··· Dataset excerpts ···

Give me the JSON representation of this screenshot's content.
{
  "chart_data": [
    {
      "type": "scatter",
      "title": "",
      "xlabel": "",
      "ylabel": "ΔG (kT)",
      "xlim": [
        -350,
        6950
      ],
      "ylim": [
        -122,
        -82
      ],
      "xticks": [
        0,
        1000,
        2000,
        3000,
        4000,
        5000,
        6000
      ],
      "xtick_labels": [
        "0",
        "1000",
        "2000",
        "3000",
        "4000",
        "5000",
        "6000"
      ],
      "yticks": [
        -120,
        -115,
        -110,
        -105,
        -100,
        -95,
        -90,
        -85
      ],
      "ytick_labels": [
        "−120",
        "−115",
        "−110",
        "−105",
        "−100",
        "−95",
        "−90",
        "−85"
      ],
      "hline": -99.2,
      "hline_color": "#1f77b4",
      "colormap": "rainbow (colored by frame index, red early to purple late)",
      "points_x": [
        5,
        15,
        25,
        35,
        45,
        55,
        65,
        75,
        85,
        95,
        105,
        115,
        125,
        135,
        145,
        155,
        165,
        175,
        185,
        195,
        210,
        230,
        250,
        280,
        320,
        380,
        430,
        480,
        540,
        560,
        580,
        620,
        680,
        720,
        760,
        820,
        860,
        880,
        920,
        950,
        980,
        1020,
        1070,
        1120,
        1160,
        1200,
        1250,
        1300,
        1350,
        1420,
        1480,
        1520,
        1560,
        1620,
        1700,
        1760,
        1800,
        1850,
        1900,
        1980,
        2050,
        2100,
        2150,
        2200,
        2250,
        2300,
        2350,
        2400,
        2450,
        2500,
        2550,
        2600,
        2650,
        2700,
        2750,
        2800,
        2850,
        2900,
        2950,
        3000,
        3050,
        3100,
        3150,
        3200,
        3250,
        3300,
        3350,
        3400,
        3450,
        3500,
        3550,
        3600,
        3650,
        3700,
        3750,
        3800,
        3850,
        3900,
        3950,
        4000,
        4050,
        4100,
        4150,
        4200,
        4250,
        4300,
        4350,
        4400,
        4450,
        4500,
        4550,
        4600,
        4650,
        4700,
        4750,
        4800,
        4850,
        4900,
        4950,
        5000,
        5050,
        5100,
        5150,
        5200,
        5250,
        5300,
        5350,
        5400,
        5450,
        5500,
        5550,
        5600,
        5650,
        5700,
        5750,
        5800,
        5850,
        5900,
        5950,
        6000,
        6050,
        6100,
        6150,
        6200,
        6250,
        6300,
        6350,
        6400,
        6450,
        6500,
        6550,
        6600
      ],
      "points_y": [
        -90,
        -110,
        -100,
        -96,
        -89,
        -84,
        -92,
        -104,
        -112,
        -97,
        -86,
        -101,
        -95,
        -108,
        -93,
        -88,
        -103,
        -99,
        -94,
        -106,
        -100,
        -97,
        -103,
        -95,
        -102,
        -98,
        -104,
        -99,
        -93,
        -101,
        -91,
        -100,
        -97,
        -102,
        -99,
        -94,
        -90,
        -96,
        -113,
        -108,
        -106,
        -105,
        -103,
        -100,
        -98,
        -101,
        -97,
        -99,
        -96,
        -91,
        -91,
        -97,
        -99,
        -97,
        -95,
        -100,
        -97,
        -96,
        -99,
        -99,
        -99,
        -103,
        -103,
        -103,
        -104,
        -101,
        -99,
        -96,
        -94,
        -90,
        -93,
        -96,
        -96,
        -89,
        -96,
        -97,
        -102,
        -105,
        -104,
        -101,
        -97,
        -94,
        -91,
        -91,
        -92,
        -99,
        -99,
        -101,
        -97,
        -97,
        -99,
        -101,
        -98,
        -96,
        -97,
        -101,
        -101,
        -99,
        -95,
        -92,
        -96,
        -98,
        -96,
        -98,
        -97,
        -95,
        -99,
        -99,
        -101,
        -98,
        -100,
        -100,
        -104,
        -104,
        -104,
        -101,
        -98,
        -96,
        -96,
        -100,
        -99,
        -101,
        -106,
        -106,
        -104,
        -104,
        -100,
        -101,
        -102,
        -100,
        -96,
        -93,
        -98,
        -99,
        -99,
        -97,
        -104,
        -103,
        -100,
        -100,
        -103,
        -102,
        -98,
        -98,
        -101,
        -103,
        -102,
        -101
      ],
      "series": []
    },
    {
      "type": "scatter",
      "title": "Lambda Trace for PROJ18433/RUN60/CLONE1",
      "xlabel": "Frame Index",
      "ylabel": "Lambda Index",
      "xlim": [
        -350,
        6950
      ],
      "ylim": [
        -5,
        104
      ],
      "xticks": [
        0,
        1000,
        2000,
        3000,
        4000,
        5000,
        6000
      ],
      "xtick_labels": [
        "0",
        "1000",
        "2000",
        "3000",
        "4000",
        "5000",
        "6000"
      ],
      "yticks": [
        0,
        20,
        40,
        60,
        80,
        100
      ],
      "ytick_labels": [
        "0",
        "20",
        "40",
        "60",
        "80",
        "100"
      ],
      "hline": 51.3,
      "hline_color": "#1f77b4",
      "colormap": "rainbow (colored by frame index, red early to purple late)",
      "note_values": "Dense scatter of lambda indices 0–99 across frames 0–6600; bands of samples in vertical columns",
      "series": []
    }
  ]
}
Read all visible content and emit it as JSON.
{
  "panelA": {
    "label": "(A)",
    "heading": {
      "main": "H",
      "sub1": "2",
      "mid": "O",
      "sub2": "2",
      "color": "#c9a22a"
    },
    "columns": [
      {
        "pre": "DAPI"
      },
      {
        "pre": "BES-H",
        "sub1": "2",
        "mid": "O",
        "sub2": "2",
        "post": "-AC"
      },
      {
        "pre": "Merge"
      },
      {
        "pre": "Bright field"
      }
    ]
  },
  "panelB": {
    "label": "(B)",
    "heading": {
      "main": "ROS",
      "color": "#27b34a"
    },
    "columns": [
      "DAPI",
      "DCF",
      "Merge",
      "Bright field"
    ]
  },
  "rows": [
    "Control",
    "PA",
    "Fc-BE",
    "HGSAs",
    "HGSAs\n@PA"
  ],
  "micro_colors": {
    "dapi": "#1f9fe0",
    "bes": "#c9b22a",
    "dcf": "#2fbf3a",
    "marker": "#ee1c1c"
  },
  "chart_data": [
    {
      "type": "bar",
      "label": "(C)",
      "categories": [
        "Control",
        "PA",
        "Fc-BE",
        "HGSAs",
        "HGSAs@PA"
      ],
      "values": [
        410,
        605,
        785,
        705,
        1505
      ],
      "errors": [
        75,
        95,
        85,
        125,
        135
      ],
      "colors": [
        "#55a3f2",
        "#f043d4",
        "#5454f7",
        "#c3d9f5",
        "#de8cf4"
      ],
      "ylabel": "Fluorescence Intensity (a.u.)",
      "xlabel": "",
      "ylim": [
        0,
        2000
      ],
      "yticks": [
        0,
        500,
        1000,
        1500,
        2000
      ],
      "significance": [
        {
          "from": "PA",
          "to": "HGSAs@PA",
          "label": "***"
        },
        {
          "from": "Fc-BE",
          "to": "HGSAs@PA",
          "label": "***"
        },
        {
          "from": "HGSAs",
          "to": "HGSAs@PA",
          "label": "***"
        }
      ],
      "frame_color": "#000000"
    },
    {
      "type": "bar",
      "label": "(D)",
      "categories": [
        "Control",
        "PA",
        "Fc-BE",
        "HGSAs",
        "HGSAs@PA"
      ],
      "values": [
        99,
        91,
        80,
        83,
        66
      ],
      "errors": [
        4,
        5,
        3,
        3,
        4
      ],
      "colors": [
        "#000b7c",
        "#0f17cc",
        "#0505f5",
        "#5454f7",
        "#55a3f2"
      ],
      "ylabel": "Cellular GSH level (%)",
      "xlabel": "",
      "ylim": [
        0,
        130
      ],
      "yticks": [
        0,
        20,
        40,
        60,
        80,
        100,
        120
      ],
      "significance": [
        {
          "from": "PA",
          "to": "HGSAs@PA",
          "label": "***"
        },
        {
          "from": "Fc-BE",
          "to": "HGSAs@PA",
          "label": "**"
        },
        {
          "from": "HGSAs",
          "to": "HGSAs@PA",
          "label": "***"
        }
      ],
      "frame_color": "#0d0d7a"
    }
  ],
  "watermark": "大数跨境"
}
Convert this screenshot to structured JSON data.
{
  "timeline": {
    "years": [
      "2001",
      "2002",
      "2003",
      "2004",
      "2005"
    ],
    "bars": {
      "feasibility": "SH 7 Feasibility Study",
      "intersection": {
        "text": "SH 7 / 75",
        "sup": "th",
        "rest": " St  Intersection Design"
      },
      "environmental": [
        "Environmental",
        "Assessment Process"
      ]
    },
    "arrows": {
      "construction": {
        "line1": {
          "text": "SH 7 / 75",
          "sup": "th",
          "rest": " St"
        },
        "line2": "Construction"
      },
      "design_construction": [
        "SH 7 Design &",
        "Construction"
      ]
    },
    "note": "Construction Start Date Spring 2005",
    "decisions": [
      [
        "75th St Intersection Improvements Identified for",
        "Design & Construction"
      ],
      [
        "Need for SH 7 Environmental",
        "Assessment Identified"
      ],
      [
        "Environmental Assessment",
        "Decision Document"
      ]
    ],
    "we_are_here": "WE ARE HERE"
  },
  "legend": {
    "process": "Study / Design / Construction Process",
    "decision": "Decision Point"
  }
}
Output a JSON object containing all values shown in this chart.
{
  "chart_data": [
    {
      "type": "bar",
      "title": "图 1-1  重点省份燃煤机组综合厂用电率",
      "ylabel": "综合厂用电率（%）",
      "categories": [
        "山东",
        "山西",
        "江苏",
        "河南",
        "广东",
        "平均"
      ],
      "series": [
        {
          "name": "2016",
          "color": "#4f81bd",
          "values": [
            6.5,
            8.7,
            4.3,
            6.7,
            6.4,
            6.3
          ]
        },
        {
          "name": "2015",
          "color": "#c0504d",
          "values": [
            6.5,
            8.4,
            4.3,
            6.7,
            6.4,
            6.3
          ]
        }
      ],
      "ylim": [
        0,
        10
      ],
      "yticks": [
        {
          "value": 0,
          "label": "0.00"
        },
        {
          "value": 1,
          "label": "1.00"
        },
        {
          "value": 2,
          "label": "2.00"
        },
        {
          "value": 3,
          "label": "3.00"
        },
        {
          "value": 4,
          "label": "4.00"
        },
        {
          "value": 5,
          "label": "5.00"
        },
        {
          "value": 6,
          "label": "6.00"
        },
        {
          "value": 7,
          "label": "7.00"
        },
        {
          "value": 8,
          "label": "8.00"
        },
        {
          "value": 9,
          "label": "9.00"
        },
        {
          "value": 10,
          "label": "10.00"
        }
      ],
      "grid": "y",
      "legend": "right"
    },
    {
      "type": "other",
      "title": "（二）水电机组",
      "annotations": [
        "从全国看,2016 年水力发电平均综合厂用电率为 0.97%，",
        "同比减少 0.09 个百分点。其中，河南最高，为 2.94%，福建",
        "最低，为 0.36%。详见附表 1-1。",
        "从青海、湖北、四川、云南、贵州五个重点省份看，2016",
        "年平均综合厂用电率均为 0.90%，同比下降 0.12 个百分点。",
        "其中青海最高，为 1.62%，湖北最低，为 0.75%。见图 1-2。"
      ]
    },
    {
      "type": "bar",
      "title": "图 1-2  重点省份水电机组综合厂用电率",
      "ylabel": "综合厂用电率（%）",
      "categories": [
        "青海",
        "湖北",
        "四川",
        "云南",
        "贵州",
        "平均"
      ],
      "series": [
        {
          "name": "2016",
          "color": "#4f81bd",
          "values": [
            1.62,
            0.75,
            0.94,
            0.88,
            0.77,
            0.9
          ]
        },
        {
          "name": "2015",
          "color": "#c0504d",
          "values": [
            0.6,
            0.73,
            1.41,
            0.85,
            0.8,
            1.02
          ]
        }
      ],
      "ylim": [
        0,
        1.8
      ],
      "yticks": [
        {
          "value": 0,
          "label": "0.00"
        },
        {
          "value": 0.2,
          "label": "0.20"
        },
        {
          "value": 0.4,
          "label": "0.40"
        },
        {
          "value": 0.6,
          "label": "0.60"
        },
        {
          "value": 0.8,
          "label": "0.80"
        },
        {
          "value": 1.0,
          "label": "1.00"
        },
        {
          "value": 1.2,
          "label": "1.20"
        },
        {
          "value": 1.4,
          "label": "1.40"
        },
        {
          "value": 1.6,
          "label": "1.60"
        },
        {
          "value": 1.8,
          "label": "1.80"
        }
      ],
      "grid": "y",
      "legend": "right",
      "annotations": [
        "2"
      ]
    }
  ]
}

···

* Task description *
Your answer should be one number: how many lines in the material above contain the string "content".

* Solved exercise *
2